### Do this:
Each record below should appear again exactly as written.

------------------------

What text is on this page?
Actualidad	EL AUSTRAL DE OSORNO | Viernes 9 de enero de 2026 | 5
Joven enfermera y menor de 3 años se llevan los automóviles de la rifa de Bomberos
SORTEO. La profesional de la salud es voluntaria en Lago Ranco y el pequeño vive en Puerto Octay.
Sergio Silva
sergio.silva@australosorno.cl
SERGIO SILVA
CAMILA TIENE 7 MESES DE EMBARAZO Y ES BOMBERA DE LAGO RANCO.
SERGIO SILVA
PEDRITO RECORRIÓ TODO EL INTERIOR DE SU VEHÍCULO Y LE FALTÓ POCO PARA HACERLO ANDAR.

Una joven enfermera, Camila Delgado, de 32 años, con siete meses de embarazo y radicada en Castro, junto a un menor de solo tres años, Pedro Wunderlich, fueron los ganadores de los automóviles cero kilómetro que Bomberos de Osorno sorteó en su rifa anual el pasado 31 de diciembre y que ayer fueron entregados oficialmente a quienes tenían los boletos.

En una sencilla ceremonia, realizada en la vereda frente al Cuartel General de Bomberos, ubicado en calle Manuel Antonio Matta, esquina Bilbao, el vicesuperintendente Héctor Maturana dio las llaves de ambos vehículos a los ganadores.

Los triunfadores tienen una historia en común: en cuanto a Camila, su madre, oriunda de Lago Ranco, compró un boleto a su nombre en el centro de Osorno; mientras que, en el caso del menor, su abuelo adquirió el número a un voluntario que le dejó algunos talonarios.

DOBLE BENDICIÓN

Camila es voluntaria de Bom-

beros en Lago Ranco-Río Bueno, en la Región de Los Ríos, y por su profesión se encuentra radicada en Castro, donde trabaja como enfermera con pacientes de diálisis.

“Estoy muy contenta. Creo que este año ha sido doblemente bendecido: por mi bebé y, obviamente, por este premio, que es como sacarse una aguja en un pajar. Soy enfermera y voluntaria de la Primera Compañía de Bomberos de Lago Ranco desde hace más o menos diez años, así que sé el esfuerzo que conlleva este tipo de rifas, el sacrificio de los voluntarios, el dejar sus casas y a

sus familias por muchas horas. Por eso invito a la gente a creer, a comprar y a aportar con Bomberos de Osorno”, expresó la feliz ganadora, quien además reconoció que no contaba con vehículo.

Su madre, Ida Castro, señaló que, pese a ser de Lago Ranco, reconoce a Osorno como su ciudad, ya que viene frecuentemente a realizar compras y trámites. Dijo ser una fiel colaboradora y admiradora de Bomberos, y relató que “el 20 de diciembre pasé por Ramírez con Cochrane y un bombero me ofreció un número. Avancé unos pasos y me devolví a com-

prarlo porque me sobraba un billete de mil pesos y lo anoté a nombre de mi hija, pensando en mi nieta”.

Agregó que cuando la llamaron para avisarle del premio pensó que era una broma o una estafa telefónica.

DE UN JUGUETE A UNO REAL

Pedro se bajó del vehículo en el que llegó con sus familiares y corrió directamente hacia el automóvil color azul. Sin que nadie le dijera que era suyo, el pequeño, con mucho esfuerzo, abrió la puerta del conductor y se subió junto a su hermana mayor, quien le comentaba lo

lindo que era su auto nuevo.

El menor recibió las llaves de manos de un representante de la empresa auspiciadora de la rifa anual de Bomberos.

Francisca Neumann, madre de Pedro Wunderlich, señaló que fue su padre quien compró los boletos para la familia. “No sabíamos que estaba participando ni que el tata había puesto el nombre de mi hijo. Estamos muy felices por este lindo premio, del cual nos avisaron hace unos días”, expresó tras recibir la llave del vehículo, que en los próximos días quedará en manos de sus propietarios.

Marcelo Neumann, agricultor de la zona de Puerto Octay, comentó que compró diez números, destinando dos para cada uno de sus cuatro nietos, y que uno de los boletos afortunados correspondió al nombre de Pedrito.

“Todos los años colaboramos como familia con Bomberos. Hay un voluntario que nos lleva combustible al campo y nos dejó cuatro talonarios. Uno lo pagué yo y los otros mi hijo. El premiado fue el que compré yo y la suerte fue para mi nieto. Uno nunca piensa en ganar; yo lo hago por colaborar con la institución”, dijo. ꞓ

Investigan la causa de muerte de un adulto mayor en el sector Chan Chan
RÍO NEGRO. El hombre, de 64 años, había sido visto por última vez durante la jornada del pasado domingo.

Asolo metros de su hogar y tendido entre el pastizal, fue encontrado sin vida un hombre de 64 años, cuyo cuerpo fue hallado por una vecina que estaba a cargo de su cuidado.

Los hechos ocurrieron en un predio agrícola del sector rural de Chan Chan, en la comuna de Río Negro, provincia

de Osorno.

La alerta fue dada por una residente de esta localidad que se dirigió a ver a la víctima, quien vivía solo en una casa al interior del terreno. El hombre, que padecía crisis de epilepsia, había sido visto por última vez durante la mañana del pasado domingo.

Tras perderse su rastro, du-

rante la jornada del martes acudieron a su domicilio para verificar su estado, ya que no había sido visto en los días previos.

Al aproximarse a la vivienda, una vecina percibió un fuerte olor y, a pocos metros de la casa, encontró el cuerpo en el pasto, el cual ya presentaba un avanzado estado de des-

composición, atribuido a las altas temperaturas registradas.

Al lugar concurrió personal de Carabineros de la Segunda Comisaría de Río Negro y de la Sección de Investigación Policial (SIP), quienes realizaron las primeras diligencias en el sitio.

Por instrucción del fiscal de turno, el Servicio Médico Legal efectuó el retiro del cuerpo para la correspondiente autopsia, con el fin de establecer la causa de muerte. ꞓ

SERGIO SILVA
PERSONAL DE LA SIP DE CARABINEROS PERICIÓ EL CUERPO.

------------------------

### Task result:
What text is on this page?
Actualidad	EL AUSTRAL DE OSORNO | Viernes 9 de enero de 2026 | 5
Joven enfermera y menor de 3 años se llevan los automóviles de la rifa de Bomberos
SORTEO. La profesional de la salud es voluntaria en Lago Ranco y el pequeño vive en Puerto Octay.
Sergio Silva
sergio.silva@australosorno.cl
SERGIO SILVA
CAMILA TIENE 7 MESES DE EMBARAZO Y ES BOMBERA DE LAGO RANCO.
SERGIO SILVA
PEDRITO RECORRIÓ TODO EL INTERIOR DE SU VEHÍCULO Y LE FALTÓ POCO PARA HACERLO ANDAR.

Una joven enfermera, Camila Delgado, de 32 años, con siete meses de embarazo y radicada en Castro, junto a un menor de solo tres años, Pedro Wunderlich, fueron los ganadores de los automóviles cero kilómetro que Bomberos de Osorno sorteó en su rifa anual el pasado 31 de diciembre y que ayer fueron entregados oficialmente a quienes tenían los boletos.

En una sencilla ceremonia, realizada en la vereda frente al Cuartel General de Bomberos, ubicado en calle Manuel Antonio Matta, esquina Bilbao, el vicesuperintendente Héctor Maturana dio las llaves de ambos vehículos a los ganadores.

Los triunfadores tienen una historia en común: en cuanto a Camila, su madre, oriunda de Lago Ranco, compró un boleto a su nombre en el centro de Osorno; mientras que, en el caso del menor, su abuelo adquirió el número a un voluntario que le dejó algunos talonarios.

DOBLE BENDICIÓN

Camila es voluntaria de Bom-

beros en Lago Ranco-Río Bueno, en la Región de Los Ríos, y por su profesión se encuentra radicada en Castro, donde trabaja como enfermera con pacientes de diálisis.

“Estoy muy contenta. Creo que este año ha sido doblemente bendecido: por mi bebé y, obviamente, por este premio, que es como sacarse una aguja en un pajar. Soy enfermera y voluntaria de la Primera Compañía de Bomberos de Lago Ranco desde hace más o menos diez años, así que sé el esfuerzo que conlleva este tipo de rifas, el sacrificio de los voluntarios, el dejar sus casas y a

sus familias por muchas horas. Por eso invito a la gente a creer, a comprar y a aportar con Bomberos de Osorno”, expresó la feliz ganadora, quien además reconoció que no contaba con vehículo.

Su madre, Ida Castro, señaló que, pese a ser de Lago Ranco, reconoce a Osorno como su ciudad, ya que viene frecuentemente a realizar compras y trámites. Dijo ser una fiel colaboradora y admiradora de Bomberos, y relató que “el 20 de diciembre pasé por Ramírez con Cochrane y un bombero me ofreció un número. Avancé unos pasos y me devolví a com-

prarlo porque me sobraba un billete de mil pesos y lo anoté a nombre de mi hija, pensando en mi nieta”.

Agregó que cuando la llamaron para avisarle del premio pensó que era una broma o una estafa telefónica.

DE UN JUGUETE A UNO REAL

Pedro se bajó del vehículo en el que llegó con sus familiares y corrió directamente hacia el automóvil color azul. Sin que nadie le dijera que era suyo, el pequeño, con mucho esfuerzo, abrió la puerta del conductor y se subió junto a su hermana mayor, quien le comentaba lo

lindo que era su auto nuevo.

El menor recibió las llaves de manos de un representante de la empresa auspiciadora de la rifa anual de Bomberos.

Francisca Neumann, madre de Pedro Wunderlich, señaló que fue su padre quien compró los boletos para la familia. “No sabíamos que estaba participando ni que el tata había puesto el nombre de mi hijo. Estamos muy felices por este lindo premio, del cual nos avisaron hace unos días”, expresó tras recibir la llave del vehículo, que en los próximos días quedará en manos de sus propietarios.

Marcelo Neumann, agricultor de la zona de Puerto Octay, comentó que compró diez números, destinando dos para cada uno de sus cuatro nietos, y que uno de los boletos afortunados correspondió al nombre de Pedrito.

“Todos los años colaboramos como familia con Bomberos. Hay un voluntario que nos lleva combustible al campo y nos dejó cuatro talonarios. Uno lo pagué yo y los otros mi hijo. El premiado fue el que compré yo y la suerte fue para mi nieto. Uno nunca piensa en ganar; yo lo hago por colaborar con la institución”, dijo. ꞓ

Investigan la causa de muerte de un adulto mayor en el sector Chan Chan
RÍO NEGRO. El hombre, de 64 años, había sido visto por última vez durante la jornada del pasado domingo.

Asolo metros de su hogar y tendido entre el pastizal, fue encontrado sin vida un hombre de 64 años, cuyo cuerpo fue hallado por una vecina que estaba a cargo de su cuidado.

Los hechos ocurrieron en un predio agrícola del sector rural de Chan Chan, en la comuna de Río Negro, provincia

de Osorno.

La alerta fue dada por una residente de esta localidad que se dirigió a ver a la víctima, quien vivía solo en una casa al interior del terreno. El hombre, que padecía crisis de epilepsia, había sido visto por última vez durante la mañana del pasado domingo.

Tras perderse su rastro, du-

rante la jornada del martes acudieron a su domicilio para verificar su estado, ya que no había sido visto en los días previos.

Al aproximarse a la vivienda, una vecina percibió un fuerte olor y, a pocos metros de la casa, encontró el cuerpo en el pasto, el cual ya presentaba un avanzado estado de des-

composición, atribuido a las altas temperaturas registradas.

Al lugar concurrió personal de Carabineros de la Segunda Comisaría de Río Negro y de la Sección de Investigación Policial (SIP), quienes realizaron las primeras diligencias en el sitio.

Por instrucción del fiscal de turno, el Servicio Médico Legal efectuó el retiro del cuerpo para la correspondiente autopsia, con el fin de establecer la causa de muerte. ꞓ

SERGIO SILVA
PERSONAL DE LA SIP DE CARABINEROS PERICIÓ EL CUERPO.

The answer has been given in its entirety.